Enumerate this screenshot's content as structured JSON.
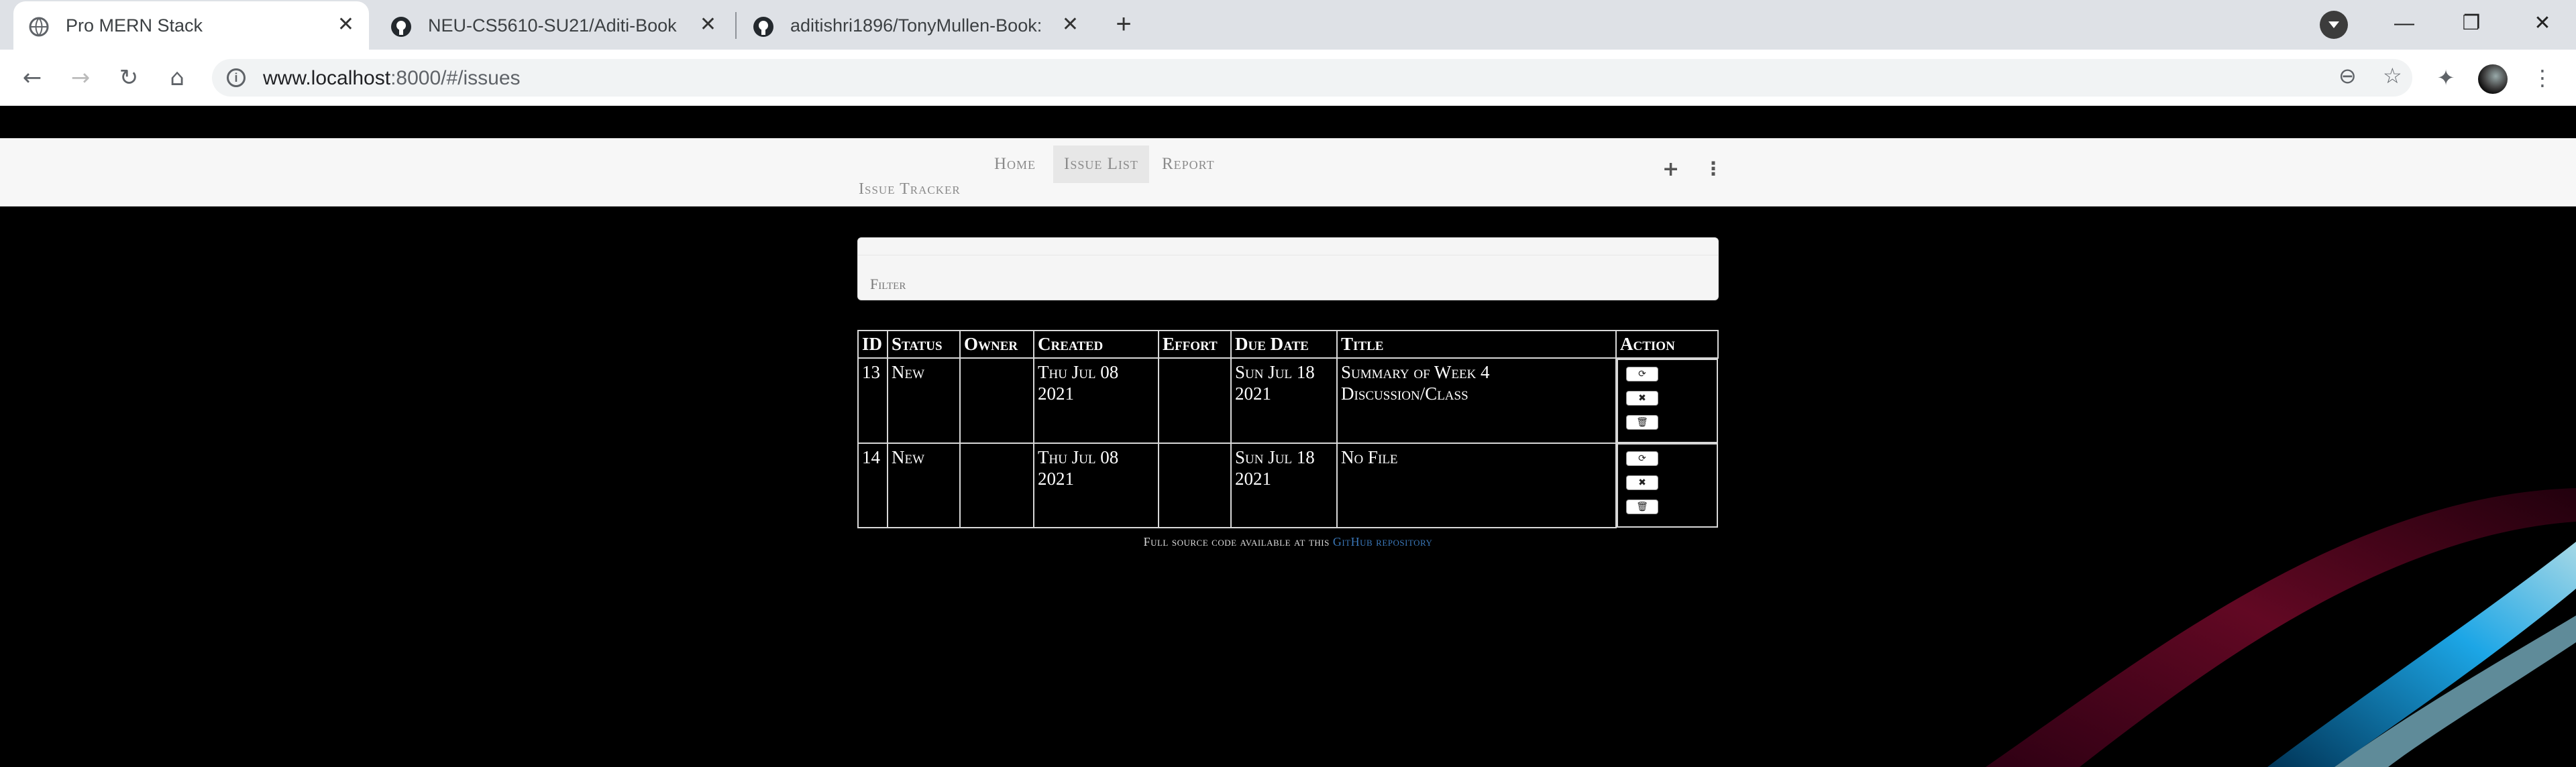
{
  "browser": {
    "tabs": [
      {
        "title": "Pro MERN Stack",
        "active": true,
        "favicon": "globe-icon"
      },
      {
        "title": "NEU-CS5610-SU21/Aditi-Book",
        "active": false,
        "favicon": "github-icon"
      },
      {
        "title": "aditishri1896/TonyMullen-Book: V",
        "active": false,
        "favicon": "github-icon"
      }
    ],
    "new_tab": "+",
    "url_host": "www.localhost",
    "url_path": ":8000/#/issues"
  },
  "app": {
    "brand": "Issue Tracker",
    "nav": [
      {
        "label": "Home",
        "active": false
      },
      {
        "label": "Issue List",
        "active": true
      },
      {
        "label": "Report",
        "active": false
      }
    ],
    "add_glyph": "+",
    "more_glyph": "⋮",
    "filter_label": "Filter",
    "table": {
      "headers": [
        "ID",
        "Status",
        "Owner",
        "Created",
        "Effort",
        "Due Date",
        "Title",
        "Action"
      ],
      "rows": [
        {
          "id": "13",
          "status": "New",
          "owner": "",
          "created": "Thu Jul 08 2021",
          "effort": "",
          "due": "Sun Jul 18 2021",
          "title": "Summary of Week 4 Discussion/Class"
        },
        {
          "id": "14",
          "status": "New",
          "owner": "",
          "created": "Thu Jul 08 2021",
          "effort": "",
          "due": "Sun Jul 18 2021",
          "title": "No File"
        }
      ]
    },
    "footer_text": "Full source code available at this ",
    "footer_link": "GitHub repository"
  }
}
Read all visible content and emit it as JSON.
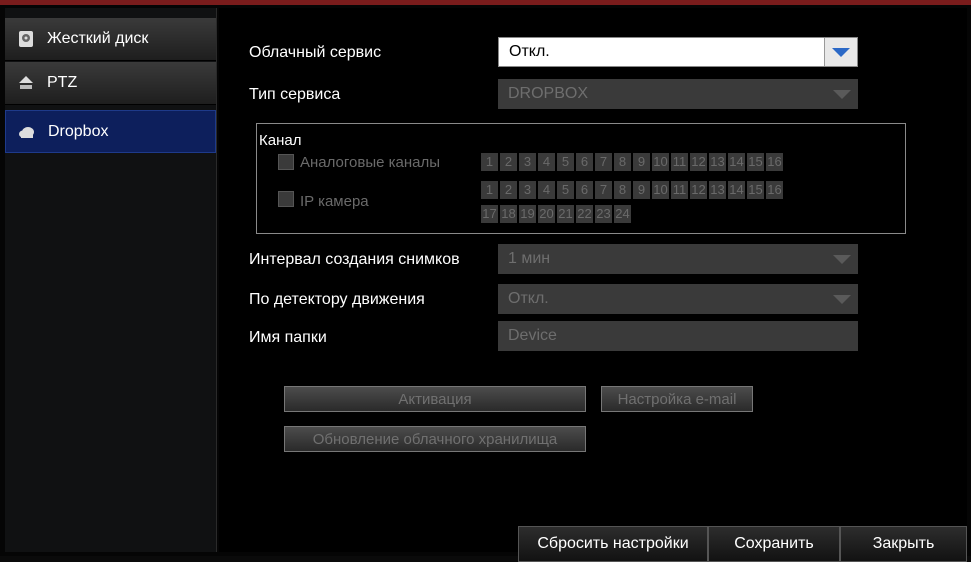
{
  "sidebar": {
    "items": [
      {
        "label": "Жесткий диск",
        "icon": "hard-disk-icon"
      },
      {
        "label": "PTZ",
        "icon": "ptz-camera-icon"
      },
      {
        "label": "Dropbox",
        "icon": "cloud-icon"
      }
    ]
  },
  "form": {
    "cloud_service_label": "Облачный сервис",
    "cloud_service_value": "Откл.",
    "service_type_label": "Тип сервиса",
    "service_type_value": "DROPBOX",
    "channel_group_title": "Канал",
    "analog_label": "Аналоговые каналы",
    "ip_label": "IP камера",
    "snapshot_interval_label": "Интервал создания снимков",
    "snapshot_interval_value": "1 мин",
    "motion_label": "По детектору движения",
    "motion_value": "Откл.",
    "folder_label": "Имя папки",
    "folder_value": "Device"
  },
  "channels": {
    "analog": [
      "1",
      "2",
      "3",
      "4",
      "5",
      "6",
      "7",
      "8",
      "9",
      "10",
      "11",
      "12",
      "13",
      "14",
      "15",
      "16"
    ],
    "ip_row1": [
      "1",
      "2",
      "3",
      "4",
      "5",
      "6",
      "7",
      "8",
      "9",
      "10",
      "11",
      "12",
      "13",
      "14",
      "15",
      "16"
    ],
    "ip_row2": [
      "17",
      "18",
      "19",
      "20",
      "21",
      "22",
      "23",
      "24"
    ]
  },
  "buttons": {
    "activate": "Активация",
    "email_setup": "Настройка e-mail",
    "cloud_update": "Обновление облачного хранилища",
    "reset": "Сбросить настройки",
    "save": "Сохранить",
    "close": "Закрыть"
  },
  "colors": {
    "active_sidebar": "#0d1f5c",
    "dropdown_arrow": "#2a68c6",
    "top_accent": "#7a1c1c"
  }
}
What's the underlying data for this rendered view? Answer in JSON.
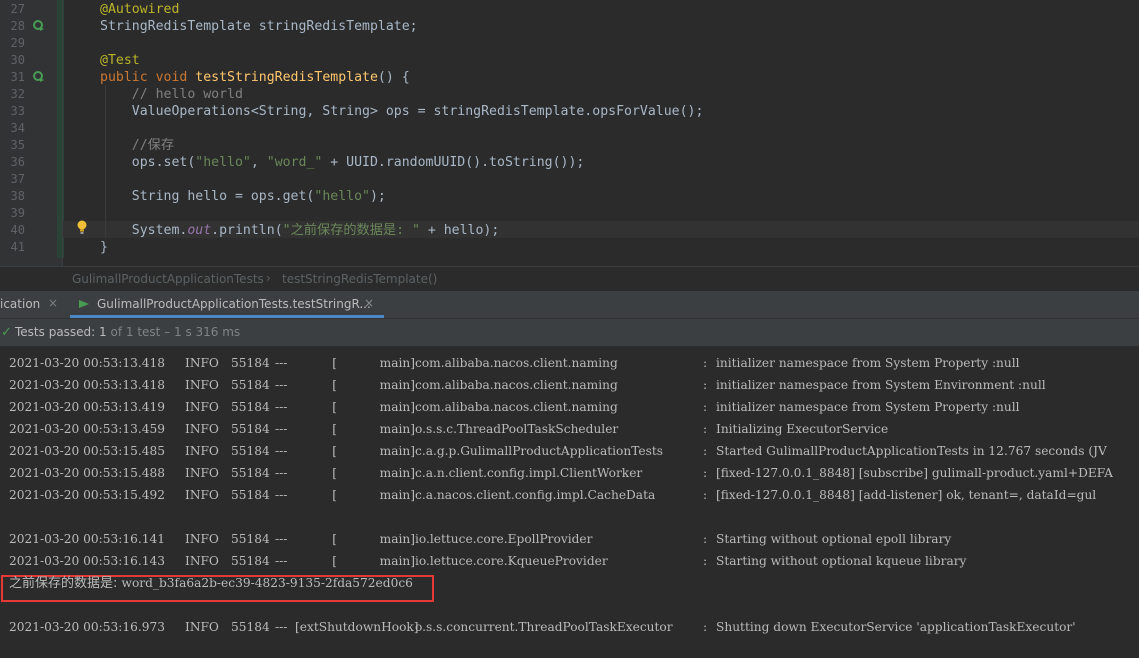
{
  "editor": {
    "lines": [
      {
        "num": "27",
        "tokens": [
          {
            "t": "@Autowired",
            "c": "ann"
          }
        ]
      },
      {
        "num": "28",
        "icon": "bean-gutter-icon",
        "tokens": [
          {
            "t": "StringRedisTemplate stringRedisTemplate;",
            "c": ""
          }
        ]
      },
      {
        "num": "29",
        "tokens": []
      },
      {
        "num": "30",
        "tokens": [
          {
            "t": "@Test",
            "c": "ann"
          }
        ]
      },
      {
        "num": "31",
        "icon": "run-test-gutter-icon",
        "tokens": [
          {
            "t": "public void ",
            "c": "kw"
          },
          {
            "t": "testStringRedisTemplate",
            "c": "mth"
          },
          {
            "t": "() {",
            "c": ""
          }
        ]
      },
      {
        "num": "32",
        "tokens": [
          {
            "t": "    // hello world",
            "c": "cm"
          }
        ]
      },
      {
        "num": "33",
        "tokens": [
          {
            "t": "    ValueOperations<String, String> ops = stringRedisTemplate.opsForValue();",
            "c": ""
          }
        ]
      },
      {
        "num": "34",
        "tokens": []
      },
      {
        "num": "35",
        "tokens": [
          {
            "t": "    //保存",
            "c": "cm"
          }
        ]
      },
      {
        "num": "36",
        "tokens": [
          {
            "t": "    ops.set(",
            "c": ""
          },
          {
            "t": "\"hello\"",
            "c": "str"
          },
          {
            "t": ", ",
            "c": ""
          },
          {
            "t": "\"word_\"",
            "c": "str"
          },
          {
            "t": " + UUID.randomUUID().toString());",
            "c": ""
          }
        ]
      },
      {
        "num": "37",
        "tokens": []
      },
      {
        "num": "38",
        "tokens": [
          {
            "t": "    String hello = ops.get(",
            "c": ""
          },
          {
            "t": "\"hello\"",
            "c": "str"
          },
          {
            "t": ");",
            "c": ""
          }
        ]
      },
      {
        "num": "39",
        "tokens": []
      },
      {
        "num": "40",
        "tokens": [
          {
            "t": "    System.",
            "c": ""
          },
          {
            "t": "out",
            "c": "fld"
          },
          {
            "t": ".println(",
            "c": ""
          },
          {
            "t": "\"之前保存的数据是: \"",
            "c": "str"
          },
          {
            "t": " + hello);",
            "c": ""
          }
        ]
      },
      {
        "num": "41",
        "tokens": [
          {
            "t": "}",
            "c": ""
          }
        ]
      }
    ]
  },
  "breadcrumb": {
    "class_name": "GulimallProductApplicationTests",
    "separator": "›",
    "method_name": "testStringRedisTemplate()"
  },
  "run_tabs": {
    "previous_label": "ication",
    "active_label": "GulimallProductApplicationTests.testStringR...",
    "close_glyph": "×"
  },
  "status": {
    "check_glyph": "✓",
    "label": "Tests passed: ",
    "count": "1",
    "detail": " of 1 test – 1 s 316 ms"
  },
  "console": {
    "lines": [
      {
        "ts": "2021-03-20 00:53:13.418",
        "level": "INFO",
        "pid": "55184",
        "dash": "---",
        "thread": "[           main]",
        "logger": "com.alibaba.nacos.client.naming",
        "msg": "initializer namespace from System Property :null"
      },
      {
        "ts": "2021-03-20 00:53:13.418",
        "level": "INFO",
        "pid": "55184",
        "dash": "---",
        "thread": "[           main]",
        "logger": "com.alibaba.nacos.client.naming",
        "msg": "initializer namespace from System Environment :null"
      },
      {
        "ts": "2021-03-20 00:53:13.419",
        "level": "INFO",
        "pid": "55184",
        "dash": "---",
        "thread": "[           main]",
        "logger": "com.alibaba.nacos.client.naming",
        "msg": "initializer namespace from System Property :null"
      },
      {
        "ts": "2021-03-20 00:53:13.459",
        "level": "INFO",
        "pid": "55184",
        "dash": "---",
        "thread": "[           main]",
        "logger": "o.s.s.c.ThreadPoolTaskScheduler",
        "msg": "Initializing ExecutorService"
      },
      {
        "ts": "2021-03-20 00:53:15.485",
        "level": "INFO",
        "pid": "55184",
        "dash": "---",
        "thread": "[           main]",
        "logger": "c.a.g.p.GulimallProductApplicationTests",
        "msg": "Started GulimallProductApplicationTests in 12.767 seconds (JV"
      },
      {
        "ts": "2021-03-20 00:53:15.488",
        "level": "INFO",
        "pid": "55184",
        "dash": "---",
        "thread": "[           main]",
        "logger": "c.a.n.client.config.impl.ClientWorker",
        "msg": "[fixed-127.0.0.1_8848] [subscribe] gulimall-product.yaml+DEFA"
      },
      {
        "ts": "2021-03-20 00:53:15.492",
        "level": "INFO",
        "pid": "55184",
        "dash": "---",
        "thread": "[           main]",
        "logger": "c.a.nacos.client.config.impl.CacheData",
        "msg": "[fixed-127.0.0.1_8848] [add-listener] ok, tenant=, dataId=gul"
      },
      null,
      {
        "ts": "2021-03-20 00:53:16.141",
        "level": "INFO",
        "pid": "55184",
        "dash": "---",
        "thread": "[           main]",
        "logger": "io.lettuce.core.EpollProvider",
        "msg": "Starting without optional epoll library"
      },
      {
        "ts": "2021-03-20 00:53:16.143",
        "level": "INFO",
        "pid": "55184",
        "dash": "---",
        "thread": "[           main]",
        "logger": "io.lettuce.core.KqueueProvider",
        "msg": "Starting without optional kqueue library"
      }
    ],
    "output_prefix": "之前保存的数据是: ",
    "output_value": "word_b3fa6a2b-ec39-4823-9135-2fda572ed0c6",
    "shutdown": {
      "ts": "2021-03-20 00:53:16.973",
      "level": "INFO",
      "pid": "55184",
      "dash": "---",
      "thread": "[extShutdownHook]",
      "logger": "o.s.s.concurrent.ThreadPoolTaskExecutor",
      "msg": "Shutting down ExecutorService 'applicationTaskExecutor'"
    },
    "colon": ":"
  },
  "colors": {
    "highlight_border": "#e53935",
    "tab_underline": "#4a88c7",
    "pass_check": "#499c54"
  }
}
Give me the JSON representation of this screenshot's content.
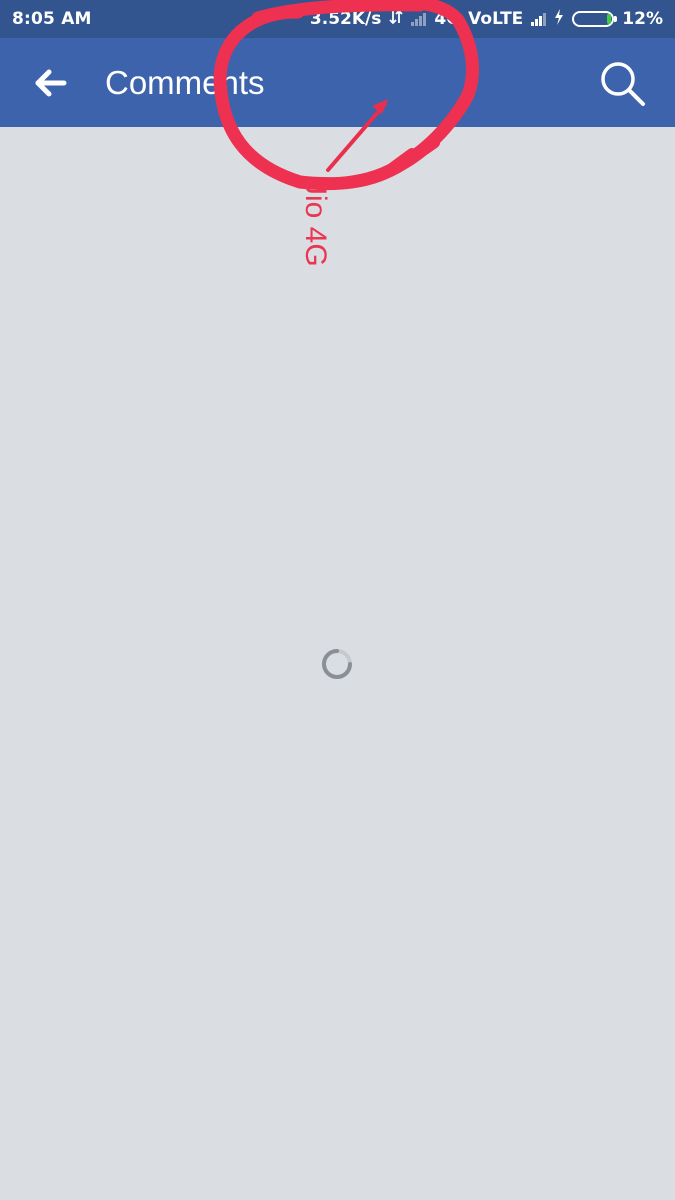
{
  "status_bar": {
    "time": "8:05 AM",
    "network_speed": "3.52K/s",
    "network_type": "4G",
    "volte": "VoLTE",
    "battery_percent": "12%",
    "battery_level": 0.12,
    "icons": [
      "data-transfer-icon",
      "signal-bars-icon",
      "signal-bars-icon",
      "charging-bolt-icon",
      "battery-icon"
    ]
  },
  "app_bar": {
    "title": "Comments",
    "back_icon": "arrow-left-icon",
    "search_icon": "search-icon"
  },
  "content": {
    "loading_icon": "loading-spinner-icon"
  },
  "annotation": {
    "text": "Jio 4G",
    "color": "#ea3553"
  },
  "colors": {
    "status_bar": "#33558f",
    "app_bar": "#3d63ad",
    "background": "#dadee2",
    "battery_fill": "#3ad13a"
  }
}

Task goal: Reply with nothing except the number of lines in the listing above that include the string "lettuce".

The response: 2